--- Written request ---
Locate each line with the string "bằng" in the listing below and copy it.

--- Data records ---
☆ ☆ ☆

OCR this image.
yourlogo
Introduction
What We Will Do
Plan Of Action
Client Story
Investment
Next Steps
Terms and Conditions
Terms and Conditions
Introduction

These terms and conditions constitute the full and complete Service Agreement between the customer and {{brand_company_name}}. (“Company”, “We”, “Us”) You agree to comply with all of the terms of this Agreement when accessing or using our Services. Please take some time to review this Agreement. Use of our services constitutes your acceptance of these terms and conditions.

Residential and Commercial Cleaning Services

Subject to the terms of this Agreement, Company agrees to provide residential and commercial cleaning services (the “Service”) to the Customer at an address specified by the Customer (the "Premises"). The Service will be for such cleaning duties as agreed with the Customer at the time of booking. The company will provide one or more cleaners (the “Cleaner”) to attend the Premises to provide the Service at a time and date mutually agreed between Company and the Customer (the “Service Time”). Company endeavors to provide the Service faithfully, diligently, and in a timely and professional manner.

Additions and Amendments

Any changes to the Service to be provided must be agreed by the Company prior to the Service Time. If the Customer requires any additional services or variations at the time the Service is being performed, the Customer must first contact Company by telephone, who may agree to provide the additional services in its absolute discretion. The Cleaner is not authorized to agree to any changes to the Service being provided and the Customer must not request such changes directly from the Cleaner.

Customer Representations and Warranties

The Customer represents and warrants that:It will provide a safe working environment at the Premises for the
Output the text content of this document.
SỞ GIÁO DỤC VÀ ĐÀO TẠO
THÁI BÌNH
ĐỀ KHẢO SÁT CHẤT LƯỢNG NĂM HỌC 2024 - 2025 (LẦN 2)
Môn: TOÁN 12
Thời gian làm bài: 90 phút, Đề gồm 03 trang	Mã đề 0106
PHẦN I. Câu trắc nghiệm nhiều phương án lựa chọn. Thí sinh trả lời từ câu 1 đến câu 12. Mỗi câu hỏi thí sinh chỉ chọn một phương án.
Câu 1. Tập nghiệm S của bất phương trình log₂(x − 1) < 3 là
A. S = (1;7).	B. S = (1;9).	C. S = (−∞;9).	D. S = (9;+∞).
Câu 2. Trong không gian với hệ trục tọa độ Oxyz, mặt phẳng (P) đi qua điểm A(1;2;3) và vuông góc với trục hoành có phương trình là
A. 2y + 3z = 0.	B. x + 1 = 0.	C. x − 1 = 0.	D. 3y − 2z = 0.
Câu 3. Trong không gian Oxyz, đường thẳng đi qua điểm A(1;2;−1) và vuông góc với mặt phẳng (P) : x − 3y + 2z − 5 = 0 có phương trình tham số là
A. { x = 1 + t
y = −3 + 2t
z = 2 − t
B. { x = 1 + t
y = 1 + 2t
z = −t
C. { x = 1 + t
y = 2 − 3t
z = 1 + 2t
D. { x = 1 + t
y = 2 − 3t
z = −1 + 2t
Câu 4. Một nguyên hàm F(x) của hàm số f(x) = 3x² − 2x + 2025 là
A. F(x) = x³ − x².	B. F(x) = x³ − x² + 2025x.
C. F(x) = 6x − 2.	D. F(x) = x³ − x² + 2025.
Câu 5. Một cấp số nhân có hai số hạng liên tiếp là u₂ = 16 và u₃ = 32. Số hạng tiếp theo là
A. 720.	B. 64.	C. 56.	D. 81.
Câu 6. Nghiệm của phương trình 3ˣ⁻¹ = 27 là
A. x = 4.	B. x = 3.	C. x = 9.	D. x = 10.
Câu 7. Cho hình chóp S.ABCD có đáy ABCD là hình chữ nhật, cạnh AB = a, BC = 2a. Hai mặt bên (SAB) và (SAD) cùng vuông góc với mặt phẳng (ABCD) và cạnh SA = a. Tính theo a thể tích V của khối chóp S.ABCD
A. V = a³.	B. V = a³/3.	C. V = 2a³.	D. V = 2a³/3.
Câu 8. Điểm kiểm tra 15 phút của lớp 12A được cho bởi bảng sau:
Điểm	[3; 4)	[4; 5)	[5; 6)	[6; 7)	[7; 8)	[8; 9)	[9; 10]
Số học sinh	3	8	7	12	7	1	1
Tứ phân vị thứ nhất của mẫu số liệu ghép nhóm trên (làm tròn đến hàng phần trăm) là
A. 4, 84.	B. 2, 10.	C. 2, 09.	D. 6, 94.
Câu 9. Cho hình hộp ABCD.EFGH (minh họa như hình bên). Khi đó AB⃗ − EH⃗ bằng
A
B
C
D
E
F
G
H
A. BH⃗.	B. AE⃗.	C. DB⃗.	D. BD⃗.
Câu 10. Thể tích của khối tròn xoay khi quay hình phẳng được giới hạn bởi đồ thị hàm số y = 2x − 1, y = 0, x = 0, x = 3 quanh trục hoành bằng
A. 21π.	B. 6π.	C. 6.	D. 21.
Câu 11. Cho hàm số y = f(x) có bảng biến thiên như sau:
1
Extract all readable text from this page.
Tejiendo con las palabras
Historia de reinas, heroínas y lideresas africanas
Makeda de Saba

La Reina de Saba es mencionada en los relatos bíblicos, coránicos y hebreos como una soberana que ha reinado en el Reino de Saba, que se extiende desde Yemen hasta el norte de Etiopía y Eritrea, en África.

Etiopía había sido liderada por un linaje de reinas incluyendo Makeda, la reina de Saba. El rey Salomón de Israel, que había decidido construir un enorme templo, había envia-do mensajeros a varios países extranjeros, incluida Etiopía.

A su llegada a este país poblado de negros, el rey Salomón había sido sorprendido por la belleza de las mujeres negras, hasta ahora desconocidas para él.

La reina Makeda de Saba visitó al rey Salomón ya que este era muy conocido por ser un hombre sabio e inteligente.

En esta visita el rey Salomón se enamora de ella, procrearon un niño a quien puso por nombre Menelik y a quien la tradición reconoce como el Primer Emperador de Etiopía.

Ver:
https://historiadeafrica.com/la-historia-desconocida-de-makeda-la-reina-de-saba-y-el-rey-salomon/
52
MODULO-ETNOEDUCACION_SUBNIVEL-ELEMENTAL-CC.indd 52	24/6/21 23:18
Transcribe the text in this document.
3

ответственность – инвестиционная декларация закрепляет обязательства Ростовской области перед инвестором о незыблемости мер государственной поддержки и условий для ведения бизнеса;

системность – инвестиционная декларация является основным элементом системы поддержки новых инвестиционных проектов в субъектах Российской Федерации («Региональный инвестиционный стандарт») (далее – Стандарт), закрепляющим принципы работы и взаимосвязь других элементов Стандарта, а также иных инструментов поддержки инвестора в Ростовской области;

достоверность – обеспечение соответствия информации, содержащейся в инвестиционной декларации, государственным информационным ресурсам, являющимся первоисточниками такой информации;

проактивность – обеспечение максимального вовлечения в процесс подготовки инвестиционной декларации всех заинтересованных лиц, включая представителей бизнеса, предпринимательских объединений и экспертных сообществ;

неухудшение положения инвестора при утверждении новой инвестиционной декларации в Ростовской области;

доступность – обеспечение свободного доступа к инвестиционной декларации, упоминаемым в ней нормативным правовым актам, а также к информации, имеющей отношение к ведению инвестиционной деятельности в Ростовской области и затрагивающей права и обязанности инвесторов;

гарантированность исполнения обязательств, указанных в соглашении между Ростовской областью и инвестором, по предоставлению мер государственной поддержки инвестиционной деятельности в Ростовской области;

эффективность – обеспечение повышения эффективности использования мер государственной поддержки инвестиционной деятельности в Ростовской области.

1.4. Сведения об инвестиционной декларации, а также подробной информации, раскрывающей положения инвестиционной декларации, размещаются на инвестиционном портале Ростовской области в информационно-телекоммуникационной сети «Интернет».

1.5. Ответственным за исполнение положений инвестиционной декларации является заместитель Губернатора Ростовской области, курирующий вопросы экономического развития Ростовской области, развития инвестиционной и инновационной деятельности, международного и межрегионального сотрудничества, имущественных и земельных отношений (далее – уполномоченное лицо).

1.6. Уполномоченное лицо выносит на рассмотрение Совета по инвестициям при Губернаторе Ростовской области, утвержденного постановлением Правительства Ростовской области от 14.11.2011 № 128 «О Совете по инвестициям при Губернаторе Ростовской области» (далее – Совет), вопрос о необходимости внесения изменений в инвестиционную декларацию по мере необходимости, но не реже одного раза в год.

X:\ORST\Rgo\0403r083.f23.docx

☆ ☆ ☆

--- Solution to the problem ---
Câu 9. Cho hình hộp ABCD.EFGH (minh họa như hình bên). Khi đó AB⃗ − EH⃗ bằng
Câu 10. Thể tích của khối tròn xoay khi quay hình phẳng được giới hạn bởi đồ thị hàm số y = 2x − 1, y = 0, x = 0, x = 3 quanh trục hoành bằng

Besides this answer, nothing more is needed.